• [Data lines]
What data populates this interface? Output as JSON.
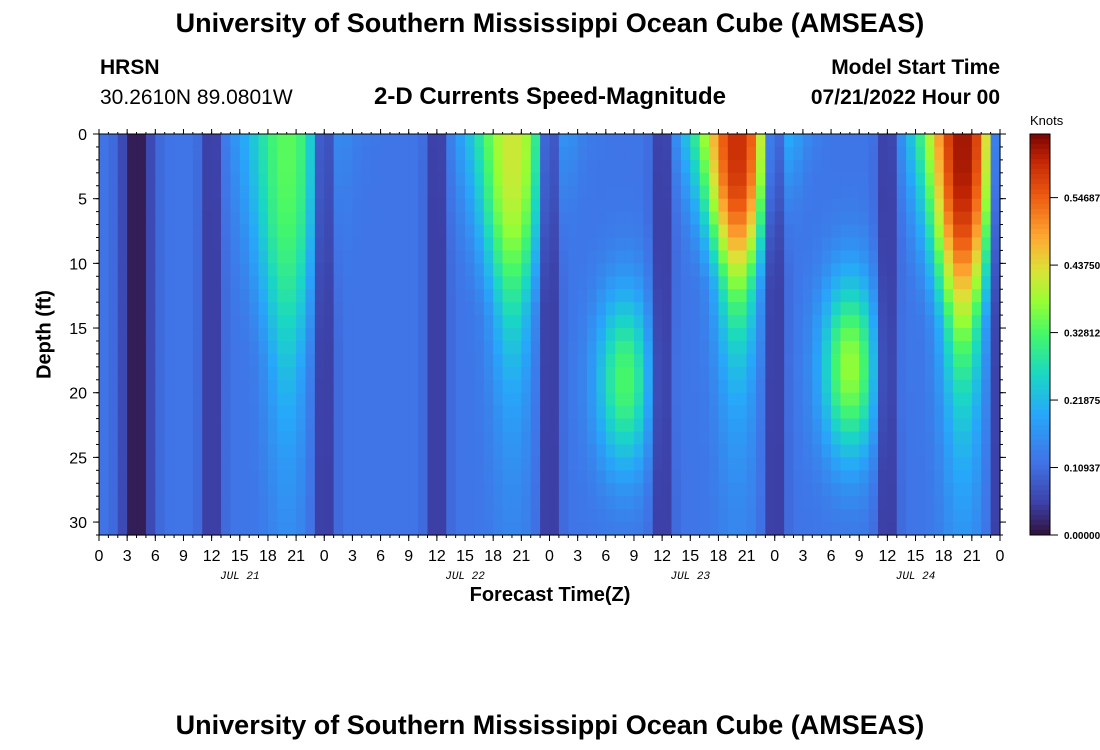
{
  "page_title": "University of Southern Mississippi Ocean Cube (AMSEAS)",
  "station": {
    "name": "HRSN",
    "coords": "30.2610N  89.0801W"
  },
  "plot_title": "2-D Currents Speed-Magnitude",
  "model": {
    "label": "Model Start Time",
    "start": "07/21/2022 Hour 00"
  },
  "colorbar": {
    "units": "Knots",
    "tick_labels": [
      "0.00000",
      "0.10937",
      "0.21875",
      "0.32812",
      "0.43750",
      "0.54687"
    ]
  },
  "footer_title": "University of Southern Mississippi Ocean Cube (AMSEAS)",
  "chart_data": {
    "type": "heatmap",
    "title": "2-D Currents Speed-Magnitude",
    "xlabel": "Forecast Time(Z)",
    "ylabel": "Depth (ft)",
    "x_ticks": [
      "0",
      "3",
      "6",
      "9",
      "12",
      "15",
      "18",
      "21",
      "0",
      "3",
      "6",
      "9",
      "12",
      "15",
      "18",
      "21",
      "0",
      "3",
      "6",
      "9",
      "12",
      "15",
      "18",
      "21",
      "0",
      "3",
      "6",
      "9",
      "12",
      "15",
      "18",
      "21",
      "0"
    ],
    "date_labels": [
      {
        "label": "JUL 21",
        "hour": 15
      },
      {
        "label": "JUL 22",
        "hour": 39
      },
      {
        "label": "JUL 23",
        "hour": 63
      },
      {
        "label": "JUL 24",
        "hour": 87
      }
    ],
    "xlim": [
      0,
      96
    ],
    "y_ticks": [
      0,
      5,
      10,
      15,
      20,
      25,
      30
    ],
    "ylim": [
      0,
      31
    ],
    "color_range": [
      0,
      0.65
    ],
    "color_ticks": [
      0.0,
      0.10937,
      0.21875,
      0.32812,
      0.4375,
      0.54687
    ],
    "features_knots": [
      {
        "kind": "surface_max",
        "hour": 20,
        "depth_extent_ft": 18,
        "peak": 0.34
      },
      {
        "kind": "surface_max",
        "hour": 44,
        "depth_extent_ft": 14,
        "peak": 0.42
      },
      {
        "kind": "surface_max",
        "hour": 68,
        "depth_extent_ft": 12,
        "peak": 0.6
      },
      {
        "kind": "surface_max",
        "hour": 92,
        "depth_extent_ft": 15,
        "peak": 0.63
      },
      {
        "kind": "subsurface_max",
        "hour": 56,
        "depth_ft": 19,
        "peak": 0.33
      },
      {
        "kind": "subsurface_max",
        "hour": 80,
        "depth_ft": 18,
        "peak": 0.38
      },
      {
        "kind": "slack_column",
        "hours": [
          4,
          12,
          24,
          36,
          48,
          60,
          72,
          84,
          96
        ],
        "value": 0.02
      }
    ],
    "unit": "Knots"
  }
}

---

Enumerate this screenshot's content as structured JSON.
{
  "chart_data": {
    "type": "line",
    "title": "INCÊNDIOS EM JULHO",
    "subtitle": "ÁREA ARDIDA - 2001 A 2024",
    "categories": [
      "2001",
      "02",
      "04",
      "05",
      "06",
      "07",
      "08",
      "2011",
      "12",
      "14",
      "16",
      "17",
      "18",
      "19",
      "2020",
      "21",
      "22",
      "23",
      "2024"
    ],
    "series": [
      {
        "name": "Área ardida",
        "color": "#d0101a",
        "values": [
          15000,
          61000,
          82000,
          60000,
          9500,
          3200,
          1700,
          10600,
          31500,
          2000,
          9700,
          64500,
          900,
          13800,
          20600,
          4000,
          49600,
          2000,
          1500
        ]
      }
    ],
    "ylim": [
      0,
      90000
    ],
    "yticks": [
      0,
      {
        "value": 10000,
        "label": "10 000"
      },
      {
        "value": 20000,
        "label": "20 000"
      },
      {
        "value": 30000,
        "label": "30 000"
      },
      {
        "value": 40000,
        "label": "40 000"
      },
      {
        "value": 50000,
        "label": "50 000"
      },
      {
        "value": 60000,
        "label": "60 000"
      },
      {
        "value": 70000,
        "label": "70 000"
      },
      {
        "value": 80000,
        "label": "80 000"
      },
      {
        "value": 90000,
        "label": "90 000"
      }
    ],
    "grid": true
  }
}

• [Given request]
Only the count is wanted: report how many lines of the material above hold the word "AMSEAS".

• [Answer to the problem]
2